--- Task inputs ---

◇ ◇ ◇ ◇ ◇

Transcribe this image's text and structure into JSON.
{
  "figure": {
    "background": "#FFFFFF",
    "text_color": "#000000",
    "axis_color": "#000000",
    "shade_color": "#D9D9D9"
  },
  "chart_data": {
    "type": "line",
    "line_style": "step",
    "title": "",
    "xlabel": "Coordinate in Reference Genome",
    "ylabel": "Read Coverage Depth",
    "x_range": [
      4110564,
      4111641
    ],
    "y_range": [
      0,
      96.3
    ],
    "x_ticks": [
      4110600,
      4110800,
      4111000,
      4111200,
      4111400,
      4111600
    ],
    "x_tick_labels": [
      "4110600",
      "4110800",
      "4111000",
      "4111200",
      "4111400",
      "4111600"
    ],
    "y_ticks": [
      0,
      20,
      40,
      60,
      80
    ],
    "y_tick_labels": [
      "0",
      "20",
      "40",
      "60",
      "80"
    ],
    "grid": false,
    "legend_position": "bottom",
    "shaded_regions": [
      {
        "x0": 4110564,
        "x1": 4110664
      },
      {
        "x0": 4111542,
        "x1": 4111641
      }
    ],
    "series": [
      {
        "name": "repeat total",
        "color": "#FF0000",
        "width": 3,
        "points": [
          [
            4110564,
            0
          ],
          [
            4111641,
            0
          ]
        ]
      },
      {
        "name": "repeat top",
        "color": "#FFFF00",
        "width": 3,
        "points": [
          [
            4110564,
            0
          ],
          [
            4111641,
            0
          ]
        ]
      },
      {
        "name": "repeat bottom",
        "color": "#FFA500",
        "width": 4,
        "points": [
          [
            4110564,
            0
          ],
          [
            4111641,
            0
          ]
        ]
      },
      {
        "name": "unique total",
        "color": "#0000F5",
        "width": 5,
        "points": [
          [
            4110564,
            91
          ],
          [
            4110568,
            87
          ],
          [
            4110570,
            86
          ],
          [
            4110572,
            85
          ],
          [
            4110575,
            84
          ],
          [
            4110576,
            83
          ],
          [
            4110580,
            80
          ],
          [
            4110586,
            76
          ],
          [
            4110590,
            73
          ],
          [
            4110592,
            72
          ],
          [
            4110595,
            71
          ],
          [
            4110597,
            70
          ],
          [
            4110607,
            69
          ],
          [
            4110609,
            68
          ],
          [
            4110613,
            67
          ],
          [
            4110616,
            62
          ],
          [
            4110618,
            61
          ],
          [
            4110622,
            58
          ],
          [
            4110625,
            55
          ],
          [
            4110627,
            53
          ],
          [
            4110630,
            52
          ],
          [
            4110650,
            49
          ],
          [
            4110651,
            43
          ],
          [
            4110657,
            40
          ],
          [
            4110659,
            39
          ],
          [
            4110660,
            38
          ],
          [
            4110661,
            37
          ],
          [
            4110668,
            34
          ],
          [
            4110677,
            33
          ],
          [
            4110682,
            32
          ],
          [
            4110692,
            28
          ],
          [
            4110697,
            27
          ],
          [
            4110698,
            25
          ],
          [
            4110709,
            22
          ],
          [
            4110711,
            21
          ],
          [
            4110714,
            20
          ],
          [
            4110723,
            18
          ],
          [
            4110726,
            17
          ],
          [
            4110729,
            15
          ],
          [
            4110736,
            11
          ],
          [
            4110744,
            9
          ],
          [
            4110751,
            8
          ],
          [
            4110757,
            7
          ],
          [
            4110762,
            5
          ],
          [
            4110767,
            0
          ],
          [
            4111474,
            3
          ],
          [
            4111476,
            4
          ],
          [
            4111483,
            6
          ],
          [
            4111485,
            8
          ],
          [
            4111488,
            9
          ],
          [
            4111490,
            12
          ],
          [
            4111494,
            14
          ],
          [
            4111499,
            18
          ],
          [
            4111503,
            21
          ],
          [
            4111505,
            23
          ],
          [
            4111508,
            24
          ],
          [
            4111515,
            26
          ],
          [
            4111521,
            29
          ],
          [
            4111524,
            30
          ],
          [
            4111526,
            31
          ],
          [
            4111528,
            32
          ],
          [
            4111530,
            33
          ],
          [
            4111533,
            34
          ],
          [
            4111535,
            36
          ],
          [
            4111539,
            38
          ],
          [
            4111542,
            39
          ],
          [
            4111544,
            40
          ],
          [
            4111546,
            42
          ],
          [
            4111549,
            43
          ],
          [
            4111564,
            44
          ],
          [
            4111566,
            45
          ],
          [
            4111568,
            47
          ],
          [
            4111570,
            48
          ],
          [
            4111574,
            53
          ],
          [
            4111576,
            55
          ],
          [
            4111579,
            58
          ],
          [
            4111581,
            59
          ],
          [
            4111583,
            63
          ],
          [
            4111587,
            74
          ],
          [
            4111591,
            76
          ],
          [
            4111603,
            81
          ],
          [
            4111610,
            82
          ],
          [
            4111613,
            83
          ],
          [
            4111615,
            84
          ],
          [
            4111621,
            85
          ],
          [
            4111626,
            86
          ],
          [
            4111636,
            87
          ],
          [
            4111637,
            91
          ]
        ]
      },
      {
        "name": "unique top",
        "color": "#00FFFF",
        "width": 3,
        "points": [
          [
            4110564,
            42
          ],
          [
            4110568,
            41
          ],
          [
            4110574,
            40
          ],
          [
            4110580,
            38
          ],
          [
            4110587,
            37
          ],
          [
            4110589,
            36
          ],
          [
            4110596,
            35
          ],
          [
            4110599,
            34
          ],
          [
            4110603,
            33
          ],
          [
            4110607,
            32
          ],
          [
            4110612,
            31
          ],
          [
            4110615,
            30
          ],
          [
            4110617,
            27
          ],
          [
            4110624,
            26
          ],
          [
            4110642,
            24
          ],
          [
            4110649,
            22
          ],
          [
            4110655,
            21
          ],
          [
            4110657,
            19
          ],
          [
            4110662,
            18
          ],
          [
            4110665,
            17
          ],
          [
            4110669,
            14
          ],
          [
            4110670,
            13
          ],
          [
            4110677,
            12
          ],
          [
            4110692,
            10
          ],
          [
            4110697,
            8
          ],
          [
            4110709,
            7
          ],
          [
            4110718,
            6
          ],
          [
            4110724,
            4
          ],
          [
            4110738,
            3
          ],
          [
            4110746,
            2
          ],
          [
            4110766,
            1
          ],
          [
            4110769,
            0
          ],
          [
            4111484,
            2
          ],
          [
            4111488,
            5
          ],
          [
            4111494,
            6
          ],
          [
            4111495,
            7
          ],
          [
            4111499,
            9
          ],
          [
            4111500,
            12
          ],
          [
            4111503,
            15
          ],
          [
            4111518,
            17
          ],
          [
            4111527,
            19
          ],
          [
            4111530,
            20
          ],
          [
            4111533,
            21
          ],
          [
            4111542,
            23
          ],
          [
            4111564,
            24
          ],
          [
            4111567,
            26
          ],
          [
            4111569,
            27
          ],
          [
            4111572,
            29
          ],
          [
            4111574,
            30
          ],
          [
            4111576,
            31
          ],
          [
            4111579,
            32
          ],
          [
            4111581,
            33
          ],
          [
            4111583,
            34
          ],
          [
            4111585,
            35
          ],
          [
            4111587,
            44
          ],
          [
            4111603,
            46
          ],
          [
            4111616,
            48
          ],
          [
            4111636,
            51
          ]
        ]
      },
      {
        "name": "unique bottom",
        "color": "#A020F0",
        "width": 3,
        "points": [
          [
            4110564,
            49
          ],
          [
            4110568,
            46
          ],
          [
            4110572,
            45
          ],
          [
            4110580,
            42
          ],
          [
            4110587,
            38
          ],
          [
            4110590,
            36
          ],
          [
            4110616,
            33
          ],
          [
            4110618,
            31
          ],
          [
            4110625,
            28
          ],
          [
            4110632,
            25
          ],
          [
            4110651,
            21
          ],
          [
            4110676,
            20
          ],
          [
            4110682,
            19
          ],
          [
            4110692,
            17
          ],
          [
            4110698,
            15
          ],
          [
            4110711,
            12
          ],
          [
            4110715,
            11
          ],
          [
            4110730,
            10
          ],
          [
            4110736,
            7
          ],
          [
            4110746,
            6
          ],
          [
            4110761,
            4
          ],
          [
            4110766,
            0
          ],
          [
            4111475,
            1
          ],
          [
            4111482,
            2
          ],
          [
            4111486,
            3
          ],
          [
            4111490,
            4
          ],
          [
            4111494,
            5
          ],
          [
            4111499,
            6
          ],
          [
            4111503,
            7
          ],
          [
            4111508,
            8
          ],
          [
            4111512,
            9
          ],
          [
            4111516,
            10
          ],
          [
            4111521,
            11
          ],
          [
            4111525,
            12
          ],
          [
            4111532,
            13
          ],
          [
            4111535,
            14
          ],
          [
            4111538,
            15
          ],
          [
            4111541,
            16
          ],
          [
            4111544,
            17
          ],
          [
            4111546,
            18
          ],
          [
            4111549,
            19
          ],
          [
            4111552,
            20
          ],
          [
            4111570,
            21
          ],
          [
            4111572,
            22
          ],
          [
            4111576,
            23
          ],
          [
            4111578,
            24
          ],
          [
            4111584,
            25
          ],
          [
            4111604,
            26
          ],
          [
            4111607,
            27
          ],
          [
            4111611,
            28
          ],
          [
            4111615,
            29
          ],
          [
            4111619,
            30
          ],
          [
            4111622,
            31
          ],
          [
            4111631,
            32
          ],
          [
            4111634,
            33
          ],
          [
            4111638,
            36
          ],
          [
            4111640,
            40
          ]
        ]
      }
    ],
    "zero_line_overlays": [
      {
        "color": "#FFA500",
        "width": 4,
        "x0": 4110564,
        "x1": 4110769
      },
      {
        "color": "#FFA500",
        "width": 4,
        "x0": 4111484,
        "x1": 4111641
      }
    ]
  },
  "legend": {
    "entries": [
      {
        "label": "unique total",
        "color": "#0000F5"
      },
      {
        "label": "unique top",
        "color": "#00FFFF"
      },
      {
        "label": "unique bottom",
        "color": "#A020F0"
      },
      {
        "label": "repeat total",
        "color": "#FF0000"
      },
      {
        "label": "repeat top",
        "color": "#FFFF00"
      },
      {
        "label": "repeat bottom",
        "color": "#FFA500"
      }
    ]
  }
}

◇ ◇ ◇ ◇ ◇

From the records above, return each line that includes "name".

        "name": "repeat total",
        "name": "repeat top",
        "name": "repeat bottom",
        "name": "unique total",
        "name": "unique top",
        "name": "unique bottom",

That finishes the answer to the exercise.